### WHAT THE TASK ASKS
All of the material below is to be restated word for word, apart from the pictures.
--------------------------------------------------
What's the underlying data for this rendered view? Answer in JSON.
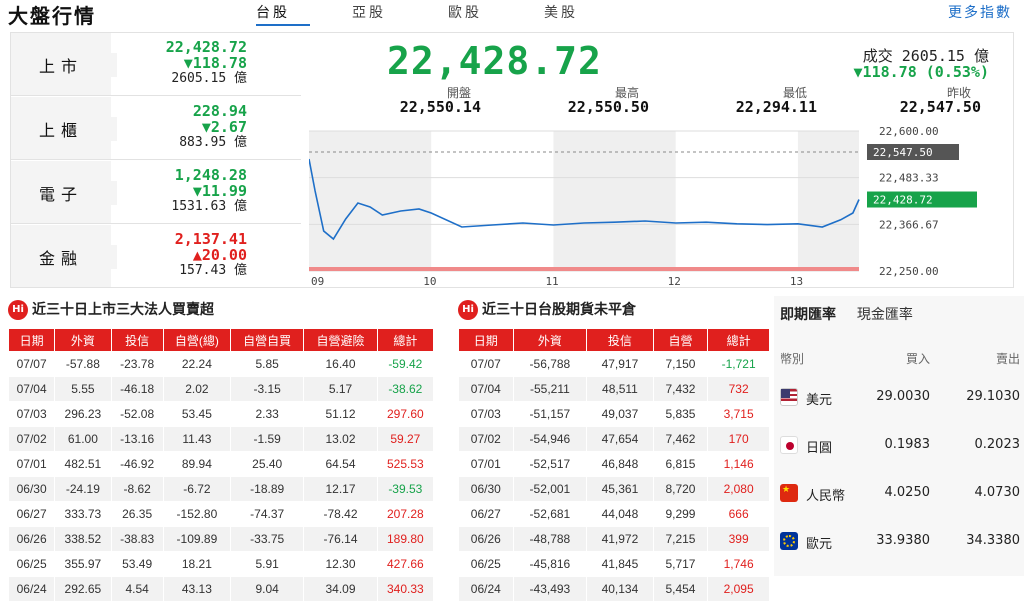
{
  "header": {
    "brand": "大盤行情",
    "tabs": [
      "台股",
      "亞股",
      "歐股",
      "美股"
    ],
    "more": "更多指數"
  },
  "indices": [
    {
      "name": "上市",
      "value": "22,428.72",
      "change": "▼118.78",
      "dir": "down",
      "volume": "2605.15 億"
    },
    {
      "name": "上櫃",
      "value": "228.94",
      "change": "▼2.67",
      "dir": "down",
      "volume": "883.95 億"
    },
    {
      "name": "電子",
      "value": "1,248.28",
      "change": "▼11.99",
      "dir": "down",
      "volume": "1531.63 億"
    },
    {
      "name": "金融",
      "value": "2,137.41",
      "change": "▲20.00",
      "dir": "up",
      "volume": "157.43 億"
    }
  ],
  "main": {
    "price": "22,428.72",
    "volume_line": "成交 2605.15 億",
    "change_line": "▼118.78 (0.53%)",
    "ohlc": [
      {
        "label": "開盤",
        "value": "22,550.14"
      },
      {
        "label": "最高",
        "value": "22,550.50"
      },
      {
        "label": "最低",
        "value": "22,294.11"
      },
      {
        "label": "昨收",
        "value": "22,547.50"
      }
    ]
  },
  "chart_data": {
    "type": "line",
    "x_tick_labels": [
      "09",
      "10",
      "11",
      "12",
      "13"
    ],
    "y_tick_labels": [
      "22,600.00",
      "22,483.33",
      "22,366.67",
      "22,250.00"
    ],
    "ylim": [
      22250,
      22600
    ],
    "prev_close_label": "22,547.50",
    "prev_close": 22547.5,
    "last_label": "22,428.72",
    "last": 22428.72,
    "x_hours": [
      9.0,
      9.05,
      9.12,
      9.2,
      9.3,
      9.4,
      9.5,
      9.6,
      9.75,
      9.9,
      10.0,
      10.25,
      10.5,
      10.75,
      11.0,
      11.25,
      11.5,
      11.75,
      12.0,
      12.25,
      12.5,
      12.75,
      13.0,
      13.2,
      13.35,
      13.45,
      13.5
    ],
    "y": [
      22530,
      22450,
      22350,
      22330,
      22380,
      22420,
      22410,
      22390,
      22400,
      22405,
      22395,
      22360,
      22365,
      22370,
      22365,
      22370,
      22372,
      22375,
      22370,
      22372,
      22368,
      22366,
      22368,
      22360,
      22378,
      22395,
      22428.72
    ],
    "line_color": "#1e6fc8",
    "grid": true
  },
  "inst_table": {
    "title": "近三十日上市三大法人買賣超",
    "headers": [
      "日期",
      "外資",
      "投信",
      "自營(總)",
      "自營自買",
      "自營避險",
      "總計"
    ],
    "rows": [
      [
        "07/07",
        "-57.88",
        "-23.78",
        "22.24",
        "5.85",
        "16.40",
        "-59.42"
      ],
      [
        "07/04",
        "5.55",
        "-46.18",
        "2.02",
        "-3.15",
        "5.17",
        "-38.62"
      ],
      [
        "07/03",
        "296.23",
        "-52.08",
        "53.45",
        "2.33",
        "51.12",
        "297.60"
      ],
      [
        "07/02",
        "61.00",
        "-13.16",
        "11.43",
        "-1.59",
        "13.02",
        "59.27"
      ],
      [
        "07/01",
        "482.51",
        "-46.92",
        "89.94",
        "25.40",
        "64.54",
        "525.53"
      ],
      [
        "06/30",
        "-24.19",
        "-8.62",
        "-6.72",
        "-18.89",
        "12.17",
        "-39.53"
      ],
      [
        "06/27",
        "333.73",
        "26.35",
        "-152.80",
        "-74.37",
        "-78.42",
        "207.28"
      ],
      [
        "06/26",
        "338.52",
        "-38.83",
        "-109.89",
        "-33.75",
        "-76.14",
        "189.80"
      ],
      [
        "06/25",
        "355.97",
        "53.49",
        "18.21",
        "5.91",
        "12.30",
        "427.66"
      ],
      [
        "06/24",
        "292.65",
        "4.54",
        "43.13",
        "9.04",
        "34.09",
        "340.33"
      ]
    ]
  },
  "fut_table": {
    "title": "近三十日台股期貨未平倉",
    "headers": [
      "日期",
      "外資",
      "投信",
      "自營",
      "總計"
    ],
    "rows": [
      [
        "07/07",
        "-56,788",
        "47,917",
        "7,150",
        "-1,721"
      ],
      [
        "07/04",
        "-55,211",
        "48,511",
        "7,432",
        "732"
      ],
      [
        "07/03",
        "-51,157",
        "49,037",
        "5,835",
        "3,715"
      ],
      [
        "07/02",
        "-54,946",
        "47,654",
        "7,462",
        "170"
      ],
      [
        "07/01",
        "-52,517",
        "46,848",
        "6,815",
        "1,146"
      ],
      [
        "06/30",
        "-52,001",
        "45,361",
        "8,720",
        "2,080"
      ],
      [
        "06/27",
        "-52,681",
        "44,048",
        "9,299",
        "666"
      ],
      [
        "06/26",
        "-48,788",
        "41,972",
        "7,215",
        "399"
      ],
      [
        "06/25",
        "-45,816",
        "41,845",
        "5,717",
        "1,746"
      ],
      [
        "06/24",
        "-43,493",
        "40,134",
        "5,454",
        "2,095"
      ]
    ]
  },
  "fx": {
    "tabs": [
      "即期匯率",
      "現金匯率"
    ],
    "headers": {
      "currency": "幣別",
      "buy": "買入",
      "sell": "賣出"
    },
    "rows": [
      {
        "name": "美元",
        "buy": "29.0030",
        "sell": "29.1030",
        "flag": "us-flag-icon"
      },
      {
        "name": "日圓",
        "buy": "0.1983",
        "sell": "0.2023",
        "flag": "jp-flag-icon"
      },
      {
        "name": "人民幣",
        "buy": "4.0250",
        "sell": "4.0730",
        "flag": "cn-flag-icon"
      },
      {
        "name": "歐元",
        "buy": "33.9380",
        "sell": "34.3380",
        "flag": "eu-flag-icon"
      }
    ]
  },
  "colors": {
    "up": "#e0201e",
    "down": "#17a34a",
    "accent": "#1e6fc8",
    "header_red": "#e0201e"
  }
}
--------------------------------------------------
### WRITTEN ANSWER
What's the underlying data for this rendered view? Answer in JSON.
{
  "header": {
    "brand": "大盤行情",
    "tabs": [
      "台股",
      "亞股",
      "歐股",
      "美股"
    ],
    "more": "更多指數"
  },
  "indices": [
    {
      "name": "上市",
      "value": "22,428.72",
      "change": "▼118.78",
      "dir": "down",
      "volume": "2605.15 億"
    },
    {
      "name": "上櫃",
      "value": "228.94",
      "change": "▼2.67",
      "dir": "down",
      "volume": "883.95 億"
    },
    {
      "name": "電子",
      "value": "1,248.28",
      "change": "▼11.99",
      "dir": "down",
      "volume": "1531.63 億"
    },
    {
      "name": "金融",
      "value": "2,137.41",
      "change": "▲20.00",
      "dir": "up",
      "volume": "157.43 億"
    }
  ],
  "main": {
    "price": "22,428.72",
    "volume_line": "成交 2605.15 億",
    "change_line": "▼118.78 (0.53%)",
    "ohlc": [
      {
        "label": "開盤",
        "value": "22,550.14"
      },
      {
        "label": "最高",
        "value": "22,550.50"
      },
      {
        "label": "最低",
        "value": "22,294.11"
      },
      {
        "label": "昨收",
        "value": "22,547.50"
      }
    ]
  },
  "chart_data": {
    "type": "line",
    "x_tick_labels": [
      "09",
      "10",
      "11",
      "12",
      "13"
    ],
    "y_tick_labels": [
      "22,600.00",
      "22,483.33",
      "22,366.67",
      "22,250.00"
    ],
    "ylim": [
      22250,
      22600
    ],
    "prev_close_label": "22,547.50",
    "prev_close": 22547.5,
    "last_label": "22,428.72",
    "last": 22428.72,
    "x_hours": [
      9.0,
      9.05,
      9.12,
      9.2,
      9.3,
      9.4,
      9.5,
      9.6,
      9.75,
      9.9,
      10.0,
      10.25,
      10.5,
      10.75,
      11.0,
      11.25,
      11.5,
      11.75,
      12.0,
      12.25,
      12.5,
      12.75,
      13.0,
      13.2,
      13.35,
      13.45,
      13.5
    ],
    "y": [
      22530,
      22450,
      22350,
      22330,
      22380,
      22420,
      22410,
      22390,
      22400,
      22405,
      22395,
      22360,
      22365,
      22370,
      22365,
      22370,
      22372,
      22375,
      22370,
      22372,
      22368,
      22366,
      22368,
      22360,
      22378,
      22395,
      22428.72
    ],
    "line_color": "#1e6fc8",
    "grid": true
  },
  "inst_table": {
    "title": "近三十日上市三大法人買賣超",
    "headers": [
      "日期",
      "外資",
      "投信",
      "自營(總)",
      "自營自買",
      "自營避險",
      "總計"
    ],
    "rows": [
      [
        "07/07",
        "-57.88",
        "-23.78",
        "22.24",
        "5.85",
        "16.40",
        "-59.42"
      ],
      [
        "07/04",
        "5.55",
        "-46.18",
        "2.02",
        "-3.15",
        "5.17",
        "-38.62"
      ],
      [
        "07/03",
        "296.23",
        "-52.08",
        "53.45",
        "2.33",
        "51.12",
        "297.60"
      ],
      [
        "07/02",
        "61.00",
        "-13.16",
        "11.43",
        "-1.59",
        "13.02",
        "59.27"
      ],
      [
        "07/01",
        "482.51",
        "-46.92",
        "89.94",
        "25.40",
        "64.54",
        "525.53"
      ],
      [
        "06/30",
        "-24.19",
        "-8.62",
        "-6.72",
        "-18.89",
        "12.17",
        "-39.53"
      ],
      [
        "06/27",
        "333.73",
        "26.35",
        "-152.80",
        "-74.37",
        "-78.42",
        "207.28"
      ],
      [
        "06/26",
        "338.52",
        "-38.83",
        "-109.89",
        "-33.75",
        "-76.14",
        "189.80"
      ],
      [
        "06/25",
        "355.97",
        "53.49",
        "18.21",
        "5.91",
        "12.30",
        "427.66"
      ],
      [
        "06/24",
        "292.65",
        "4.54",
        "43.13",
        "9.04",
        "34.09",
        "340.33"
      ]
    ]
  },
  "fut_table": {
    "title": "近三十日台股期貨未平倉",
    "headers": [
      "日期",
      "外資",
      "投信",
      "自營",
      "總計"
    ],
    "rows": [
      [
        "07/07",
        "-56,788",
        "47,917",
        "7,150",
        "-1,721"
      ],
      [
        "07/04",
        "-55,211",
        "48,511",
        "7,432",
        "732"
      ],
      [
        "07/03",
        "-51,157",
        "49,037",
        "5,835",
        "3,715"
      ],
      [
        "07/02",
        "-54,946",
        "47,654",
        "7,462",
        "170"
      ],
      [
        "07/01",
        "-52,517",
        "46,848",
        "6,815",
        "1,146"
      ],
      [
        "06/30",
        "-52,001",
        "45,361",
        "8,720",
        "2,080"
      ],
      [
        "06/27",
        "-52,681",
        "44,048",
        "9,299",
        "666"
      ],
      [
        "06/26",
        "-48,788",
        "41,972",
        "7,215",
        "399"
      ],
      [
        "06/25",
        "-45,816",
        "41,845",
        "5,717",
        "1,746"
      ],
      [
        "06/24",
        "-43,493",
        "40,134",
        "5,454",
        "2,095"
      ]
    ]
  },
  "fx": {
    "tabs": [
      "即期匯率",
      "現金匯率"
    ],
    "headers": {
      "currency": "幣別",
      "buy": "買入",
      "sell": "賣出"
    },
    "rows": [
      {
        "name": "美元",
        "buy": "29.0030",
        "sell": "29.1030",
        "flag": "us-flag-icon"
      },
      {
        "name": "日圓",
        "buy": "0.1983",
        "sell": "0.2023",
        "flag": "jp-flag-icon"
      },
      {
        "name": "人民幣",
        "buy": "4.0250",
        "sell": "4.0730",
        "flag": "cn-flag-icon"
      },
      {
        "name": "歐元",
        "buy": "33.9380",
        "sell": "34.3380",
        "flag": "eu-flag-icon"
      }
    ]
  },
  "colors": {
    "up": "#e0201e",
    "down": "#17a34a",
    "accent": "#1e6fc8",
    "header_red": "#e0201e"
  }
}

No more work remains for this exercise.